## ЗАДАЧА
Представьте строки всех приведённых ниже записей в виде нумерованного списка, опустив пустые строки. Изображения в ответ не включайте.

··· ИСХОДНЫЕ ЗАПИСИ ···

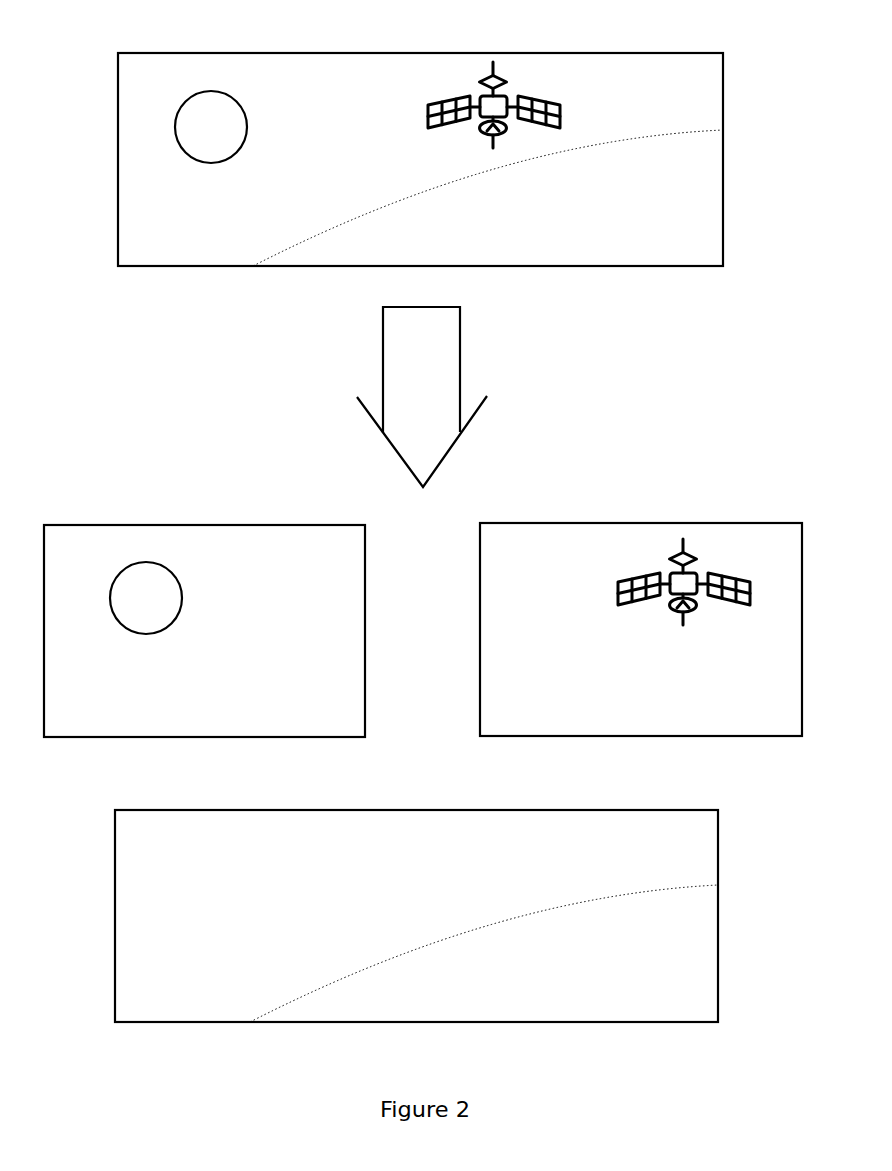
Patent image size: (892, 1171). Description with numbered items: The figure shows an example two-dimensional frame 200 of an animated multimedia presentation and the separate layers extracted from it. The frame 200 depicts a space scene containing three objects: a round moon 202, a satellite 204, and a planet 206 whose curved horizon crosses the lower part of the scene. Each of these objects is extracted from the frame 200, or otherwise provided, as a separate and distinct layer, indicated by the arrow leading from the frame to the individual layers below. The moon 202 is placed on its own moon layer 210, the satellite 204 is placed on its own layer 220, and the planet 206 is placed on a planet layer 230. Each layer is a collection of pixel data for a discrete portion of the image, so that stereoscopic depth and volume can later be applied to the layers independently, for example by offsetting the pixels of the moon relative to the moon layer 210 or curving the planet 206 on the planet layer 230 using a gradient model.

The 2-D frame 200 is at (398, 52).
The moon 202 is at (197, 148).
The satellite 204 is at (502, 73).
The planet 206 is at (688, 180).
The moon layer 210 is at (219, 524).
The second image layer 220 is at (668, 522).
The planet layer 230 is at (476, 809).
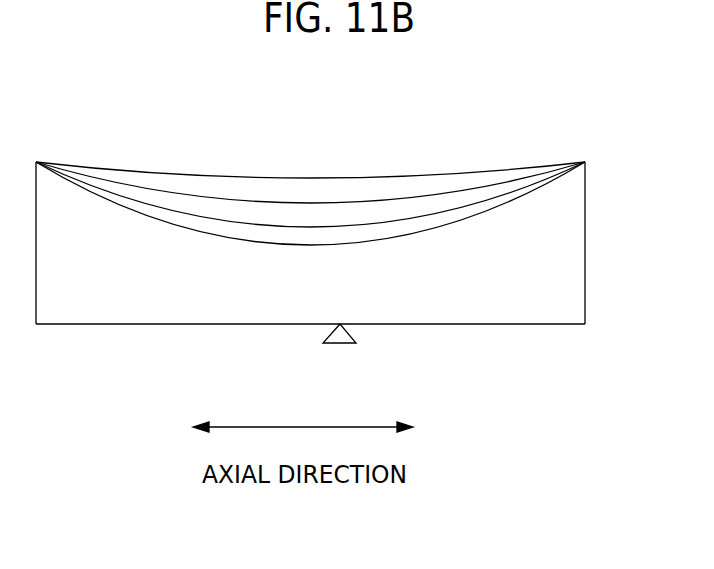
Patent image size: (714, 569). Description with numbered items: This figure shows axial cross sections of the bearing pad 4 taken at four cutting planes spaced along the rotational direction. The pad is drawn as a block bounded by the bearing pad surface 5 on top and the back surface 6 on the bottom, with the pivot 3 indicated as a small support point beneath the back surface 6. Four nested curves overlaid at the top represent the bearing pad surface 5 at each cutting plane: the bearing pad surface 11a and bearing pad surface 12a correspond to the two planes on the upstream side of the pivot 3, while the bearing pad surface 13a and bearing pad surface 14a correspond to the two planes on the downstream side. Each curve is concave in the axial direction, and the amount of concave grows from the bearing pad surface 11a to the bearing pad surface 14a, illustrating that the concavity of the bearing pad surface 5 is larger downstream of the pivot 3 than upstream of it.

···

## ОТВЕТ К УПРАЖНЕНИЮ
1. Patent image size: (892, 1171). Description with numbered items: The figure shows an example two-dimensional frame 200 of an animated multimedia presentation and the separate layers extracted from it. The frame 200 depicts a space scene containing three objects: a round moon 202, a satellite 204, and a planet 206 whose curved horizon crosses the lower part of the scene. Each of these objects is extracted from the frame 200, or otherwise provided, as a separate and distinct layer, indicated by the arrow leading from the frame to the individual layers below. The moon 202 is placed on its own moon layer 210, the satellite 204 is placed on its own layer 220, and the planet 206 is placed on a planet layer 230. Each layer is a collection of pixel data for a discrete portion of the image, so that stereoscopic depth and volume can later be applied to the layers independently, for example by offsetting the pixels of the moon relative to the moon layer 210 or curving the planet 206 on the planet layer 230 using a gradient model.
2. The 2-D frame 200 is at (398, 52).
3. The moon 202 is at (197, 148).
4. The satellite 204 is at (502, 73).
5. The planet 206 is at (688, 180).
6. The moon layer 210 is at (219, 524).
7. The second image layer 220 is at (668, 522).
8. The planet layer 230 is at (476, 809).
9. Patent image size: (714, 569). Description with numbered items: This figure shows axial cross sections of the bearing pad 4 taken at four cutting planes spaced along the rotational direction. The pad is drawn as a block bounded by the bearing pad surface 5 on top and the back surface 6 on the bottom, with the pivot 3 indicated as a small support point beneath the back surface 6. Four nested curves overlaid at the top represent the bearing pad surface 5 at each cutting plane: the bearing pad surface 11a and bearing pad surface 12a correspond to the two planes on the upstream side of the pivot 3, while the bearing pad surface 13a and bearing pad surface 14a correspond to the two planes on the downstream side. Each curve is concave in the axial direction, and the amount of concave grows from the bearing pad surface 11a to the bearing pad surface 14a, illustrating that the concavity of the bearing pad surface 5 is larger downstream of the pivot 3 than upstream of it.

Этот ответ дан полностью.